Task statement :: Count how many lines mention the word "this". Write that number alone.

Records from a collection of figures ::
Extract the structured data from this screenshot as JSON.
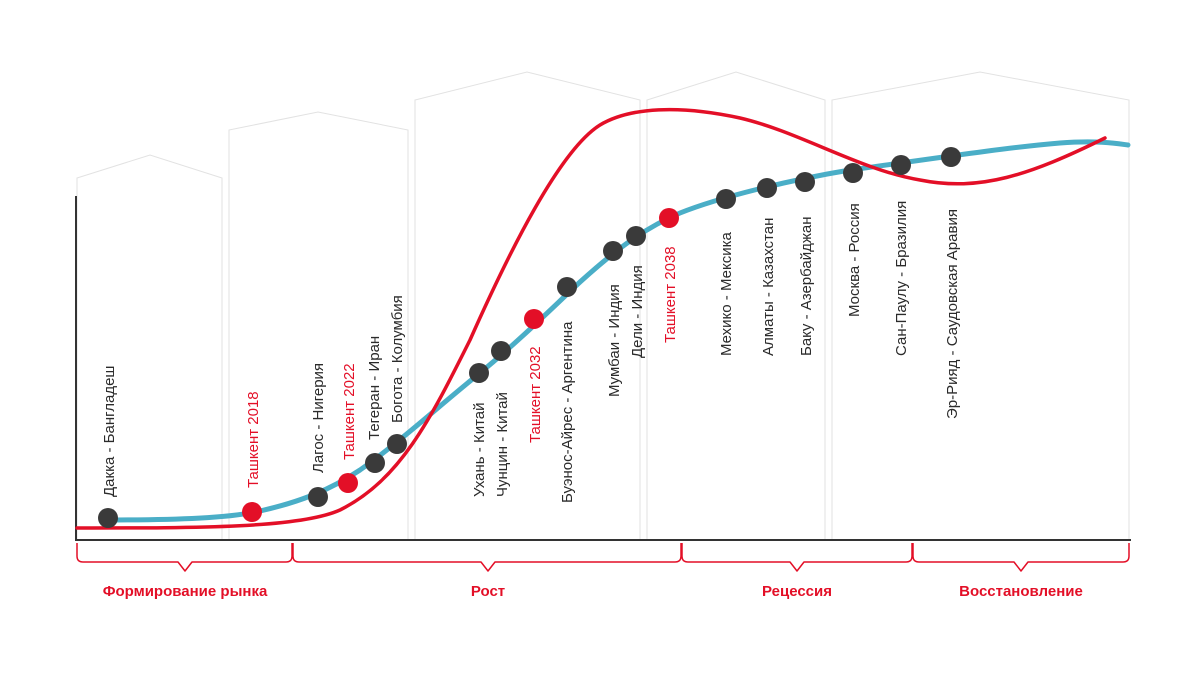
{
  "colors": {
    "red": "#e30f27",
    "teal": "#4aaec7",
    "dot": "#3a3a3a",
    "axis": "#333333",
    "panel": "#e2e2e2"
  },
  "cities": [
    {
      "label": "Дакка - Бангладеш",
      "highlight": false
    },
    {
      "label": "Ташкент 2018",
      "highlight": true
    },
    {
      "label": "Лагос - Нигерия",
      "highlight": false
    },
    {
      "label": "Ташкент 2022",
      "highlight": true
    },
    {
      "label": "Тегеран - Иран",
      "highlight": false
    },
    {
      "label": "Богота - Колумбия",
      "highlight": false
    },
    {
      "label": "Ухань - Китай",
      "highlight": false
    },
    {
      "label": "Чунцин - Китай",
      "highlight": false
    },
    {
      "label": "Ташкент 2032",
      "highlight": true
    },
    {
      "label": "Буэнос-Айрес - Аргентина",
      "highlight": false
    },
    {
      "label": "Мумбаи - Индия",
      "highlight": false
    },
    {
      "label": "Дели - Индия",
      "highlight": false
    },
    {
      "label": "Ташкент 2038",
      "highlight": true
    },
    {
      "label": "Мехико - Мексика",
      "highlight": false
    },
    {
      "label": "Алматы - Казахстан",
      "highlight": false
    },
    {
      "label": "Баку - Азербайджан",
      "highlight": false
    },
    {
      "label": "Москва - Россия",
      "highlight": false
    },
    {
      "label": "Сан-Паулу - Бразилия",
      "highlight": false
    },
    {
      "label": "Эр-Рияд - Саудовская Аравия",
      "highlight": false
    }
  ],
  "phases": [
    {
      "label": "Формирование рынка"
    },
    {
      "label": "Рост"
    },
    {
      "label": "Рецессия"
    },
    {
      "label": "Восстановление"
    }
  ]
}
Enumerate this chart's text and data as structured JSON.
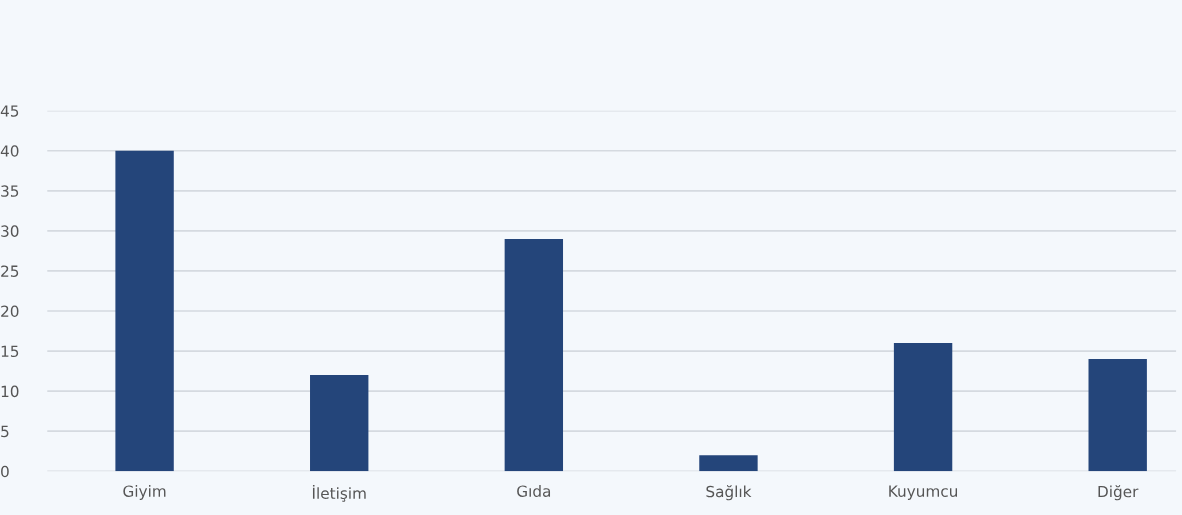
{
  "chart_data": {
    "type": "bar",
    "categories": [
      "Giyim",
      "İletişim",
      "Gıda",
      "Sağlık",
      "Kuyumcu",
      "Diğer"
    ],
    "values": [
      40,
      12,
      29,
      2,
      16,
      14
    ],
    "color": "#24457a",
    "ylim": [
      0,
      45
    ],
    "yticks": [
      0,
      5,
      10,
      15,
      20,
      25,
      30,
      35,
      40,
      45
    ],
    "grid": "y",
    "legend": false
  }
}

Full solution :: 2